Document extract:

One of the potential barriers to hospital discharge in pleural infection is the insertion of a chest tube which can only be managed in hospital, causes discomfort and reduces ambulation. Numerous studies have shown that reduced ambulation has a significant impact on recovery and rehabilitation [5]. Ambulatory strategies for pleural fluid drainage have been highly successful in reducing hospital stay for malignant pleural effusions [6]. Similar management approaches have never been prospectively trialled for pleural infection.

Therapeutic thoracentesis (TT) is an alternative to chest tube insertion that confers some theoretical advantages. TT involves the insertion of a smaller temporary catheter into the infected pleural space under ultrasound guidance. Pleural fluid is then aspirated and the catheter removed [7]. Not only is the patient able to mobilise after, TT is a simpler and quicker procedure, reduces the risk of site infection and bleeding, and can be better directed at multi-loculated effusions. In addition, TT removes the risk of accidental chest tube displacement, which affects up to 30% of cases [8], or retained guidewires [9]. However, there is a potential requirement for repeated procedures on patients, with cumulative exposure to procedural complications. It is also uncertain whether continuous drainage via a standard chest tube offers additional benefit, in terms of time to resolution, compared with repeated TT.

There are no randomised trials comparing TT to chest tube drainage in pleural infection.



To assess the feasibility of a randomised trial of chest tube versus therapeutic thoracentesis in pleural infection.


Single centre randomised feasibility trial of chest tube versus therapeutic thoracentesis in patients presenting to secondary care with proven pleural infection. The target population for this feasibility study are patients who have been diagnosed with pleural infection requiring drainage based on well recognised criteria (see Inclusion Criteria). These patients would normally be managed with a chest tube and hospital admission as per current guidance [2, 3].


We included adult patients (≥ 18 years old) with a clinical presentation consistent with pleural infection and fulfilling at least one of the following criteria; purulent pleural fluid, pleural fluid pH ≤ 7.2, pleural fluid glucose ≤ 3.4 mmol/L, pleural fluid LDH > 1000 IU, pleural fluid Gram stain and/or culture positive for bacteria, or a large effusion occupying > 50% of hemithorax.

We excluded those with severe septations/loculations on pleural ultrasound precluding chest tube insertion, with signs of ongoing sepsis requiring support beyond basic fluid resuscitation with uncorrectable coagulopathy or those unable to consent for study. Those with a previous pneumonectomy, recent thoracic surgery or indwelling pleural catheter in situ were also excluded. Given the potential need for regular unplanned outpatient appointments in the intervention group it was not felt possible to randomised patients currently in prison.

The RAPID score is a validated prognostic tool that can predict a patient’s risk of mortality from pleural infection [10]. A high RAPID score, inferring a higher risk of mortality at 3 months, was originally included as an exclusion criterion. However, the decision was made to remove this criterion by the trial management group after 2 patients who appeared otherwise appropriate for trial inclusion were excluded based on RAPID score alone. Whilst the score is a useful indicator of mortality it has not been validated to dictate management.

Outcome measures

The primary outcome of the Aspiration versus Chest Tube drainage for pleural infectION (ACTion trial) was feasibility, with a focus on the acceptability of the trial intervention to patients. This was defined ad priori as the proportion of the total number of patients who are eligible for trial entry that accepted randomisation. The primary outcome was considered successful if ≥ 50% of eligible patients were willing to be randomised.

Dataset entries
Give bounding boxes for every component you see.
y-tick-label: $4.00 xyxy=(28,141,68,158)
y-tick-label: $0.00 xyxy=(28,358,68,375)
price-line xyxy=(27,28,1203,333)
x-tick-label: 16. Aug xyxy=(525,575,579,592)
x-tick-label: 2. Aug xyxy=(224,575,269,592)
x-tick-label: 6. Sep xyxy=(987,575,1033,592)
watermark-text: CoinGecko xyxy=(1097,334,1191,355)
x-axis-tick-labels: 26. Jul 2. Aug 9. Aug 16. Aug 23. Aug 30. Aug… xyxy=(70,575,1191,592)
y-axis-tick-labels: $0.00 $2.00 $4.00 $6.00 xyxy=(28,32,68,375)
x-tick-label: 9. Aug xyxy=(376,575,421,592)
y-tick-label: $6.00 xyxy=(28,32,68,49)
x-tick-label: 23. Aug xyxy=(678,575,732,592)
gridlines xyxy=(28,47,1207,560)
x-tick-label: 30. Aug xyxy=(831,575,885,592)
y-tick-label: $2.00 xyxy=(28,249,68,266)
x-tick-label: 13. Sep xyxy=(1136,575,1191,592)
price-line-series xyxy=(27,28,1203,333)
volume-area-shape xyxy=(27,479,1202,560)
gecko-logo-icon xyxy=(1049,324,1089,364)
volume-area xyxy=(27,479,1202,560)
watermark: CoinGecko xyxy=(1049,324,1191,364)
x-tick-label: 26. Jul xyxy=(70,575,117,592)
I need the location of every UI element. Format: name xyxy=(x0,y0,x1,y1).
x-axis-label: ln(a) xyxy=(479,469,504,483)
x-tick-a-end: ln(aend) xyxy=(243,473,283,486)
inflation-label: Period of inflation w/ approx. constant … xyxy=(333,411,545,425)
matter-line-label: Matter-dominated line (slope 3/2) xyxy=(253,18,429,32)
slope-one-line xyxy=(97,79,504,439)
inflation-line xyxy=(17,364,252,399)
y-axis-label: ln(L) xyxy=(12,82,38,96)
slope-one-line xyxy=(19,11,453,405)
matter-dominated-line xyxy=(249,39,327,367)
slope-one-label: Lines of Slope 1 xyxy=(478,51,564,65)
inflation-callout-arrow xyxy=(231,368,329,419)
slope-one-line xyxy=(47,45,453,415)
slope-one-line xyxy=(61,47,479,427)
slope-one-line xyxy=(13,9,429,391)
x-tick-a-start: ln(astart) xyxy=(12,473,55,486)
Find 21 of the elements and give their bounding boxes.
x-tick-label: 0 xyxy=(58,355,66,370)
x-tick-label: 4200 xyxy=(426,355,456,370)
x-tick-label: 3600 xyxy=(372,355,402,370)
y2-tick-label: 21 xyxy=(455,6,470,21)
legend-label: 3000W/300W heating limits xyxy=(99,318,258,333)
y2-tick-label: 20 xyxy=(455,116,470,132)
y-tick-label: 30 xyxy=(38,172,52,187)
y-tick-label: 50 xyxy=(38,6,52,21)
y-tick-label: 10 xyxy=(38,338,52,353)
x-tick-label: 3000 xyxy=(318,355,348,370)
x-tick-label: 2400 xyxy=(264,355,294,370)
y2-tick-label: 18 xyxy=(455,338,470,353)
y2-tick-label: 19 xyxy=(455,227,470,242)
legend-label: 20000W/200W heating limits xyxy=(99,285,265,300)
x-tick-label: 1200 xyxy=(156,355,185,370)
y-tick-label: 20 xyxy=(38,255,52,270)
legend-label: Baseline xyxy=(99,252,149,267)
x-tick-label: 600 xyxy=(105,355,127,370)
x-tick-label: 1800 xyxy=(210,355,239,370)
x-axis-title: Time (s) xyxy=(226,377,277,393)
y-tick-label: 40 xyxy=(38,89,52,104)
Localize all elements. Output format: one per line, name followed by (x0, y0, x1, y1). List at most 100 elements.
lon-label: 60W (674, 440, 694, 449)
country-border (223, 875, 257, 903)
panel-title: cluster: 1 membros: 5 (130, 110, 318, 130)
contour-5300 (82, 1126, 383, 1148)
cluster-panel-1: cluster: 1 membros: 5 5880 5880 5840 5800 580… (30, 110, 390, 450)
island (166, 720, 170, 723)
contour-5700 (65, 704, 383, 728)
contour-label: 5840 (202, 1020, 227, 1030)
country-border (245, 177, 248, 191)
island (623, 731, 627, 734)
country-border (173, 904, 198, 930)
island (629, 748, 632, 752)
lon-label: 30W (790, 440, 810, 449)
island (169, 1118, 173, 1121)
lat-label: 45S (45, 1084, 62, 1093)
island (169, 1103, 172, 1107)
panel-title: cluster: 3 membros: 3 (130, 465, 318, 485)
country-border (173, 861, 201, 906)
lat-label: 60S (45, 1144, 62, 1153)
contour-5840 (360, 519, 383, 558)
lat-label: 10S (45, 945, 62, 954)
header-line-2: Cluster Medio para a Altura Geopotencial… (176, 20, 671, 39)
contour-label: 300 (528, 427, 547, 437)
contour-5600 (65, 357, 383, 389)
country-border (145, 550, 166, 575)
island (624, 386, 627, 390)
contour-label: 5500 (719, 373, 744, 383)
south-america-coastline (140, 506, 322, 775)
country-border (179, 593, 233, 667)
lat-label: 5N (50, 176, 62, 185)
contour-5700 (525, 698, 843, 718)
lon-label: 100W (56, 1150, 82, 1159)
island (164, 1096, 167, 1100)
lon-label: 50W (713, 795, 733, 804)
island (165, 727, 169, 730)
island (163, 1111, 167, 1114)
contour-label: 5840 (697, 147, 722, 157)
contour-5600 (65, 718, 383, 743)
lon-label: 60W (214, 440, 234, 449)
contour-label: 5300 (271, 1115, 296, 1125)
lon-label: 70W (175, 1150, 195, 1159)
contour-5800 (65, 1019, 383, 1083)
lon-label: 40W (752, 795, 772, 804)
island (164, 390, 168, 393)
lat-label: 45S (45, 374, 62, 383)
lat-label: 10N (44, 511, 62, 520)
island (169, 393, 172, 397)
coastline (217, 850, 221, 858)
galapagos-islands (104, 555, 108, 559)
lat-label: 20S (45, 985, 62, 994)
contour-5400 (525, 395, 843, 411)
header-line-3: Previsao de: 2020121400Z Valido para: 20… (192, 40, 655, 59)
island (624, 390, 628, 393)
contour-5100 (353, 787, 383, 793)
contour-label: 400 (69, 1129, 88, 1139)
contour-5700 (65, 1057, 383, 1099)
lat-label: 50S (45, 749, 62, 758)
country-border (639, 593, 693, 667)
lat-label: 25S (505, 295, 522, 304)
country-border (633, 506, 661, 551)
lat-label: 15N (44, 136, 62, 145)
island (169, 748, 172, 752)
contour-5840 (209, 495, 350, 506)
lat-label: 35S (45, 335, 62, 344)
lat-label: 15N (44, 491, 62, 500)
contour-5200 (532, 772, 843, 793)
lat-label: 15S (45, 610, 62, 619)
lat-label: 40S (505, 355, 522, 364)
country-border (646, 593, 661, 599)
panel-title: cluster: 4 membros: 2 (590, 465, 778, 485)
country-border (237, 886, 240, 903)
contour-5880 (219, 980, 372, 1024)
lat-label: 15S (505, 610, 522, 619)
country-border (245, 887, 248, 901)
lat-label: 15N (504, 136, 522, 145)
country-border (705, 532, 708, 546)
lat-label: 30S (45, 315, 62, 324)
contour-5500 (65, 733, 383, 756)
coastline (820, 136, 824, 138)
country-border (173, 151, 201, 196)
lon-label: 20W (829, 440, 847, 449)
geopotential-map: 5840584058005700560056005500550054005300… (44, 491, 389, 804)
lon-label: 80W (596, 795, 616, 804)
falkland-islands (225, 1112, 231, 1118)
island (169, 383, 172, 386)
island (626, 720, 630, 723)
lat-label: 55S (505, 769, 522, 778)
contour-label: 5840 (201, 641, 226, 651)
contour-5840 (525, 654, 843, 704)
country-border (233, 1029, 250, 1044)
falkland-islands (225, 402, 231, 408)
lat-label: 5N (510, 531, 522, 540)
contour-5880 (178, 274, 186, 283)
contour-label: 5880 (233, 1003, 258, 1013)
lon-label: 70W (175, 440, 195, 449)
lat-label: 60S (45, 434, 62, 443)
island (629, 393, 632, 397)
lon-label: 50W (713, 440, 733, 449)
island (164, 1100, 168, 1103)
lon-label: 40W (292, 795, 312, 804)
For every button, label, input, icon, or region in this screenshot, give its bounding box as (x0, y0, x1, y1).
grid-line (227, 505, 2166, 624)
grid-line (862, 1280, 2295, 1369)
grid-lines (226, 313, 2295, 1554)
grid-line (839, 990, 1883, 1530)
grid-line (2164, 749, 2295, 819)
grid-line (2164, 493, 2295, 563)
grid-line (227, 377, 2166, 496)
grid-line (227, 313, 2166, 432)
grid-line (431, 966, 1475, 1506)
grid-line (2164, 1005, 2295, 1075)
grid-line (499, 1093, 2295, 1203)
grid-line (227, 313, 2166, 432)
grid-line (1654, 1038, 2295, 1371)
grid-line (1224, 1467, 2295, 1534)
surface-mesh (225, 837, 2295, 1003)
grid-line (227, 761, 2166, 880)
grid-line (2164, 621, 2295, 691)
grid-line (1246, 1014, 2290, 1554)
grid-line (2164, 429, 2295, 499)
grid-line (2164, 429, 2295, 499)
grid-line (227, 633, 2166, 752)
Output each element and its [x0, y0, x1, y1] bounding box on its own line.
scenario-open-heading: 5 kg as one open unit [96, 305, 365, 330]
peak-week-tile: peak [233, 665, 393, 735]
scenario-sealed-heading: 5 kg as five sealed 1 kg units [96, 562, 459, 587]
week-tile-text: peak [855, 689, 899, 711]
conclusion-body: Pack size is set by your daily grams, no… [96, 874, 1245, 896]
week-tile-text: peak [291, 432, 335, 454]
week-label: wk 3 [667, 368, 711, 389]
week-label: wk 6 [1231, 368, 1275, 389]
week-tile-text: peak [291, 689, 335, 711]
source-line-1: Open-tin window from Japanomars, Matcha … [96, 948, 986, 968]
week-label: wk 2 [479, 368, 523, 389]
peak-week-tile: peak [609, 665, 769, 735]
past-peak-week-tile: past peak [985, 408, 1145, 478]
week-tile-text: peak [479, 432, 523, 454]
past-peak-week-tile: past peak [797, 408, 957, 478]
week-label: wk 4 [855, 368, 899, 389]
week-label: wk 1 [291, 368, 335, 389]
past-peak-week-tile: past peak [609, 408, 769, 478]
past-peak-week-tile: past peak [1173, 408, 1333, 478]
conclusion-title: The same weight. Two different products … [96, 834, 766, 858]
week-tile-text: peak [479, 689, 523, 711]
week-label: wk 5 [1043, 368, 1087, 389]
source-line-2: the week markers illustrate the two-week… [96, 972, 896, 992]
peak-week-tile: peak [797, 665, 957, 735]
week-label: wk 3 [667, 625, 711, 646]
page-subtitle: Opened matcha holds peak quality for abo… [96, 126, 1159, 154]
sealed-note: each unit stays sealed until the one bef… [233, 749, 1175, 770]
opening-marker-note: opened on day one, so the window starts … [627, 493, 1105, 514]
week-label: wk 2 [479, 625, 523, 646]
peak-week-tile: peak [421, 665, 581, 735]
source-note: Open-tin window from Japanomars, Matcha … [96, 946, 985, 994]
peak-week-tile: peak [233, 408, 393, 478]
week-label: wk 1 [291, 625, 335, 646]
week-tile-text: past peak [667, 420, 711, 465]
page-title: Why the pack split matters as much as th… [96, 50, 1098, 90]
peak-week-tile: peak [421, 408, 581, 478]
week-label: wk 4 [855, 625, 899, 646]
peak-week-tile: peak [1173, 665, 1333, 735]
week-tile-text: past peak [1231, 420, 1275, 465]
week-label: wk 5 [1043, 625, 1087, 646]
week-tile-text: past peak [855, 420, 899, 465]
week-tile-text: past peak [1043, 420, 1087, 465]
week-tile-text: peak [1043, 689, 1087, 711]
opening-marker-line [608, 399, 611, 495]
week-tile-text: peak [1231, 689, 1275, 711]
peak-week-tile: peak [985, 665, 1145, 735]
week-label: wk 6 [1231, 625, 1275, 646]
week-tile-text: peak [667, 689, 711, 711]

What needs to be done: Please output the stretch of the pleural infection trial text from "Single centre randomised" through "occupying > 50% of hemithorax.", copied word for word.

Task answer:
Single centre randomised feasibility trial of chest tube versus therapeutic thoracentesis in patients presenting to secondary care with proven pleural infection. The target population for this feasibility study are patients who have been diagnosed with pleural infection requiring drainage based on well recognised criteria (see Inclusion Criteria). These patients would normally be managed with a chest tube and hospital admission as per current guidance [2, 3].


We included adult patients (≥ 18 years old) with a clinical presentation consistent with pleural infection and fulfilling at least one of the following criteria; purulent pleural fluid, pleural fluid pH ≤ 7.2, pleural fluid glucose ≤ 3.4 mmol/L, pleural fluid LDH > 1000 IU, pleural fluid Gram stain and/or culture positive for bacteria, or a large effusion occupying > 50% of hemithorax.